Copy all of the material word for word, except for the pictures.
"""
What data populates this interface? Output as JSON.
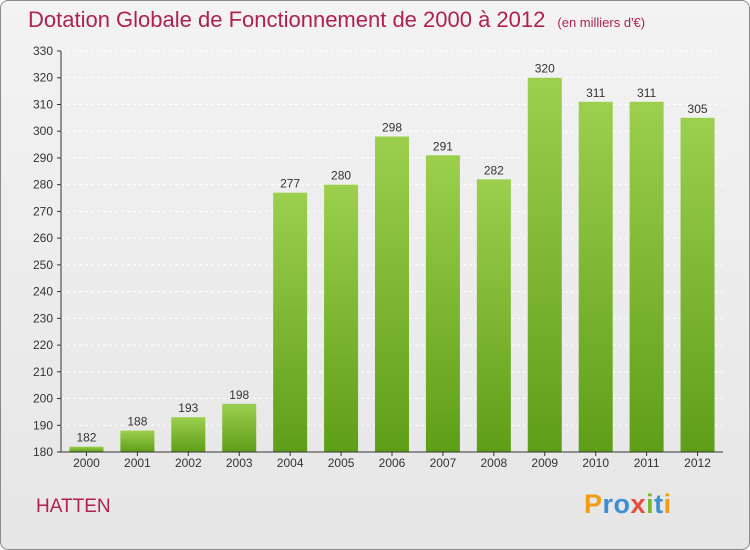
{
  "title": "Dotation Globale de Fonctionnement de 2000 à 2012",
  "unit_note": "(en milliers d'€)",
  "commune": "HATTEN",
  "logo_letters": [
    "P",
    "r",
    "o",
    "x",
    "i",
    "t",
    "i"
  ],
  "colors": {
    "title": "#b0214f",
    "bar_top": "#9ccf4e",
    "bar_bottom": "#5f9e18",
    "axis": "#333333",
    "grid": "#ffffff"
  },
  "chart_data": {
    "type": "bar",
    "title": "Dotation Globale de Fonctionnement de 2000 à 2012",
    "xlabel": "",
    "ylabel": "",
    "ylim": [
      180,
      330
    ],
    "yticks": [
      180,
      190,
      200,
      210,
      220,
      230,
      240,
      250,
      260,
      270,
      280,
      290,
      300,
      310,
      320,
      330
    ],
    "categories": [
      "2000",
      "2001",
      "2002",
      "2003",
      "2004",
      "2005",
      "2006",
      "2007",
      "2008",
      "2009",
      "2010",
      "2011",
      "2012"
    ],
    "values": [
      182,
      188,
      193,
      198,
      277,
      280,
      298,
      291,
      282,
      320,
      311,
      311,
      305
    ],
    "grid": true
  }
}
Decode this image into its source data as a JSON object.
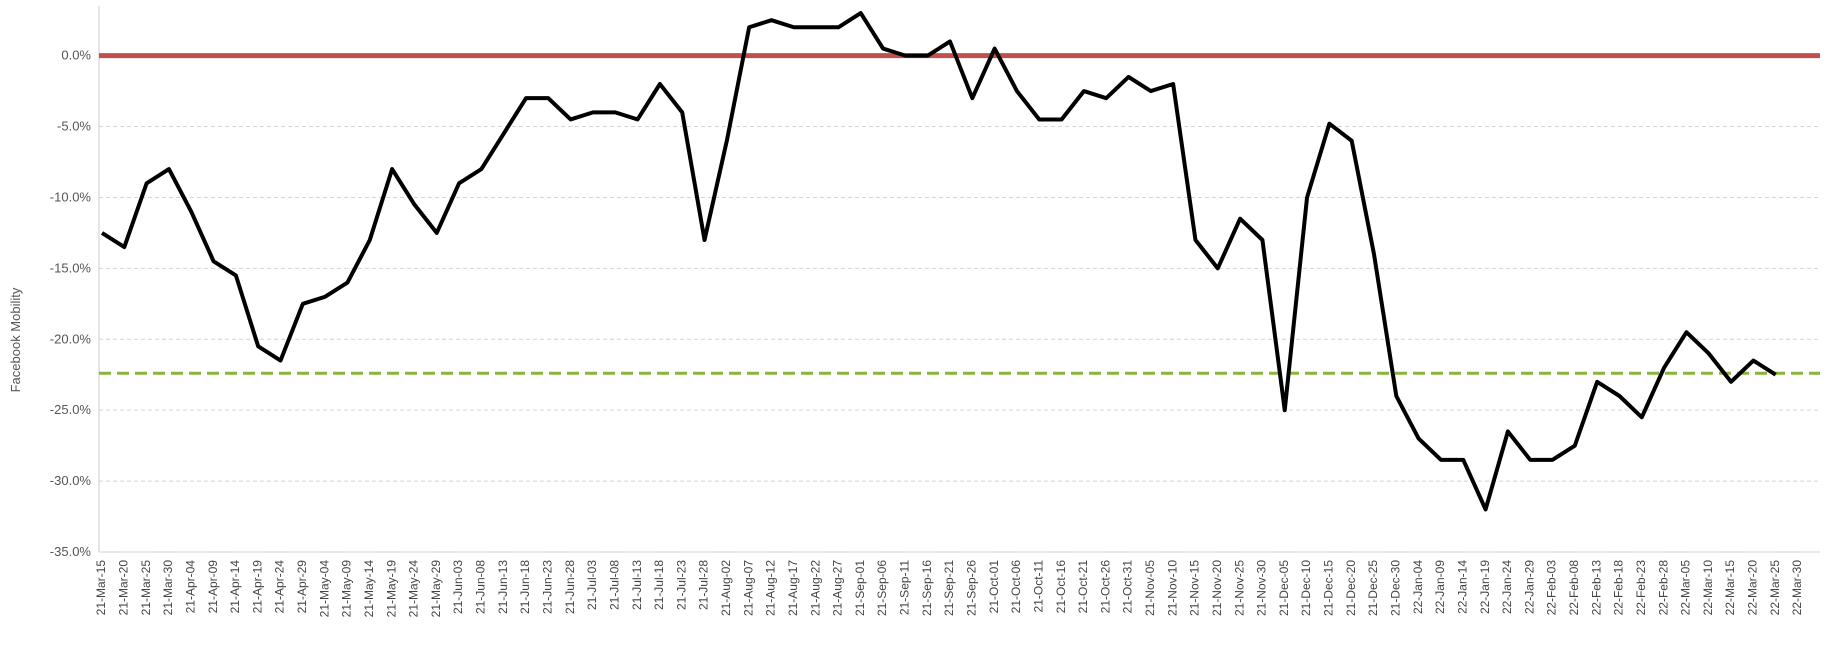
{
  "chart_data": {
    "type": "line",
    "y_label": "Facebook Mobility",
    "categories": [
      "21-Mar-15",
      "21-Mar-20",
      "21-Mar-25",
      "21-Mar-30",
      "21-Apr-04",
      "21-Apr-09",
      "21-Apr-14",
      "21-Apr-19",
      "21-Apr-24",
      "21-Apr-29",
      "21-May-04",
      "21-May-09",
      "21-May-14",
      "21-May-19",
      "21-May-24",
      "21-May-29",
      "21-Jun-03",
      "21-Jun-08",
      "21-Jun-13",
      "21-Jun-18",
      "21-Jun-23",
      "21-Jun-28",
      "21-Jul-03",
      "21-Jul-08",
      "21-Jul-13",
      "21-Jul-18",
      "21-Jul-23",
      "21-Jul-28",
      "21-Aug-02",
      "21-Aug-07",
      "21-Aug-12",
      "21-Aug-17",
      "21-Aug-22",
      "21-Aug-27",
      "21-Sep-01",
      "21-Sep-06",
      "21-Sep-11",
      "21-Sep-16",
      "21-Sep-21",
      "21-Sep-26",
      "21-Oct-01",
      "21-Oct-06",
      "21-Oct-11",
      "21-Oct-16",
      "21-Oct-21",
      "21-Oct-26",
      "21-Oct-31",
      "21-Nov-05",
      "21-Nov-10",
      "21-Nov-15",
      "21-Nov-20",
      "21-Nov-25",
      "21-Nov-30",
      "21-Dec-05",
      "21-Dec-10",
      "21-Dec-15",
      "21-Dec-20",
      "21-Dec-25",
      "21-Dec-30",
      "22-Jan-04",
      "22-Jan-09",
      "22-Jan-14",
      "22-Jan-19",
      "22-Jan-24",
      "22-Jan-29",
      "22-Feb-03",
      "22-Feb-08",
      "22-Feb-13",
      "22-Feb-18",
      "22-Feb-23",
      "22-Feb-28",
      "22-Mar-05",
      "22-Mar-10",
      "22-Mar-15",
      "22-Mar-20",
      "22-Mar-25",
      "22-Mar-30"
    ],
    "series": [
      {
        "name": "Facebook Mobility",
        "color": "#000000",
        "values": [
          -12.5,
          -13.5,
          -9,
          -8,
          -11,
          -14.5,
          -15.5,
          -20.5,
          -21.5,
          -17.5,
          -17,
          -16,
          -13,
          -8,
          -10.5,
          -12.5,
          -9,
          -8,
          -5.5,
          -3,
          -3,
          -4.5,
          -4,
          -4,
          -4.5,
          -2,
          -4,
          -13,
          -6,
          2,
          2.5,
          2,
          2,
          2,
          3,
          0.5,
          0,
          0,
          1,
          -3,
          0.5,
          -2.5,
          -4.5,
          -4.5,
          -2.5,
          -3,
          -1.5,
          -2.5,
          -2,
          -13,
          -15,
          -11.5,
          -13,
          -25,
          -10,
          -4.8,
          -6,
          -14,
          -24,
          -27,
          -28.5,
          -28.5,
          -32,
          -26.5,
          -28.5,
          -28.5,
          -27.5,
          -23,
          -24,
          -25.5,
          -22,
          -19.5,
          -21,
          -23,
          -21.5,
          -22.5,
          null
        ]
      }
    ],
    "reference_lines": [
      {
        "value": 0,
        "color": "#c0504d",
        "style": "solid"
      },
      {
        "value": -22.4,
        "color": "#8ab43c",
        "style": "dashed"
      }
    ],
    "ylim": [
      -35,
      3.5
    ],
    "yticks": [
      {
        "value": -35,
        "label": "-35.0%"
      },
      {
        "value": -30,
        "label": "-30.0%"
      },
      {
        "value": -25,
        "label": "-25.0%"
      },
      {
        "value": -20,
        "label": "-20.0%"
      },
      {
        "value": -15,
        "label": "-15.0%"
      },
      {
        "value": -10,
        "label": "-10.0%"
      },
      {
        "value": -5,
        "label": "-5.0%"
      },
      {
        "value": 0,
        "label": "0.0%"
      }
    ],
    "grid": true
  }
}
"""
- Expected output -
What data populates this interface? Output as JSON.
{
  "title": "Dotation Globale de Fonctionnement de 2000 à 2012",
  "unit_note": "(en milliers d'€)",
  "commune": "HATTEN",
  "logo_letters": [
    "P",
    "r",
    "o",
    "x",
    "i",
    "t",
    "i"
  ],
  "colors": {
    "title": "#b0214f",
    "bar_top": "#9ccf4e",
    "bar_bottom": "#5f9e18",
    "axis": "#333333",
    "grid": "#ffffff"
  },
  "chart_data": {
    "type": "bar",
    "title": "Dotation Globale de Fonctionnement de 2000 à 2012",
    "xlabel": "",
    "ylabel": "",
    "ylim": [
      180,
      330
    ],
    "yticks": [
      180,
      190,
      200,
      210,
      220,
      230,
      240,
      250,
      260,
      270,
      280,
      290,
      300,
      310,
      320,
      330
    ],
    "categories": [
      "2000",
      "2001",
      "2002",
      "2003",
      "2004",
      "2005",
      "2006",
      "2007",
      "2008",
      "2009",
      "2010",
      "2011",
      "2012"
    ],
    "values": [
      182,
      188,
      193,
      198,
      277,
      280,
      298,
      291,
      282,
      320,
      311,
      311,
      305
    ],
    "grid": true
  }
}
Decode this image into its source data as a JSON object.
{
  "chart_data": {
    "type": "line",
    "y_label": "Facebook Mobility",
    "categories": [
      "21-Mar-15",
      "21-Mar-20",
      "21-Mar-25",
      "21-Mar-30",
      "21-Apr-04",
      "21-Apr-09",
      "21-Apr-14",
      "21-Apr-19",
      "21-Apr-24",
      "21-Apr-29",
      "21-May-04",
      "21-May-09",
      "21-May-14",
      "21-May-19",
      "21-May-24",
      "21-May-29",
      "21-Jun-03",
      "21-Jun-08",
      "21-Jun-13",
      "21-Jun-18",
      "21-Jun-23",
      "21-Jun-28",
      "21-Jul-03",
      "21-Jul-08",
      "21-Jul-13",
      "21-Jul-18",
      "21-Jul-23",
      "21-Jul-28",
      "21-Aug-02",
      "21-Aug-07",
      "21-Aug-12",
      "21-Aug-17",
      "21-Aug-22",
      "21-Aug-27",
      "21-Sep-01",
      "21-Sep-06",
      "21-Sep-11",
      "21-Sep-16",
      "21-Sep-21",
      "21-Sep-26",
      "21-Oct-01",
      "21-Oct-06",
      "21-Oct-11",
      "21-Oct-16",
      "21-Oct-21",
      "21-Oct-26",
      "21-Oct-31",
      "21-Nov-05",
      "21-Nov-10",
      "21-Nov-15",
      "21-Nov-20",
      "21-Nov-25",
      "21-Nov-30",
      "21-Dec-05",
      "21-Dec-10",
      "21-Dec-15",
      "21-Dec-20",
      "21-Dec-25",
      "21-Dec-30",
      "22-Jan-04",
      "22-Jan-09",
      "22-Jan-14",
      "22-Jan-19",
      "22-Jan-24",
      "22-Jan-29",
      "22-Feb-03",
      "22-Feb-08",
      "22-Feb-13",
      "22-Feb-18",
      "22-Feb-23",
      "22-Feb-28",
      "22-Mar-05",
      "22-Mar-10",
      "22-Mar-15",
      "22-Mar-20",
      "22-Mar-25",
      "22-Mar-30"
    ],
    "series": [
      {
        "name": "Facebook Mobility",
        "color": "#000000",
        "values": [
          -12.5,
          -13.5,
          -9,
          -8,
          -11,
          -14.5,
          -15.5,
          -20.5,
          -21.5,
          -17.5,
          -17,
          -16,
          -13,
          -8,
          -10.5,
          -12.5,
          -9,
          -8,
          -5.5,
          -3,
          -3,
          -4.5,
          -4,
          -4,
          -4.5,
          -2,
          -4,
          -13,
          -6,
          2,
          2.5,
          2,
          2,
          2,
          3,
          0.5,
          0,
          0,
          1,
          -3,
          0.5,
          -2.5,
          -4.5,
          -4.5,
          -2.5,
          -3,
          -1.5,
          -2.5,
          -2,
          -13,
          -15,
          -11.5,
          -13,
          -25,
          -10,
          -4.8,
          -6,
          -14,
          -24,
          -27,
          -28.5,
          -28.5,
          -32,
          -26.5,
          -28.5,
          -28.5,
          -27.5,
          -23,
          -24,
          -25.5,
          -22,
          -19.5,
          -21,
          -23,
          -21.5,
          -22.5,
          null
        ]
      }
    ],
    "reference_lines": [
      {
        "value": 0,
        "color": "#c0504d",
        "style": "solid"
      },
      {
        "value": -22.4,
        "color": "#8ab43c",
        "style": "dashed"
      }
    ],
    "ylim": [
      -35,
      3.5
    ],
    "yticks": [
      {
        "value": -35,
        "label": "-35.0%"
      },
      {
        "value": -30,
        "label": "-30.0%"
      },
      {
        "value": -25,
        "label": "-25.0%"
      },
      {
        "value": -20,
        "label": "-20.0%"
      },
      {
        "value": -15,
        "label": "-15.0%"
      },
      {
        "value": -10,
        "label": "-10.0%"
      },
      {
        "value": -5,
        "label": "-5.0%"
      },
      {
        "value": 0,
        "label": "0.0%"
      }
    ],
    "grid": true
  }
}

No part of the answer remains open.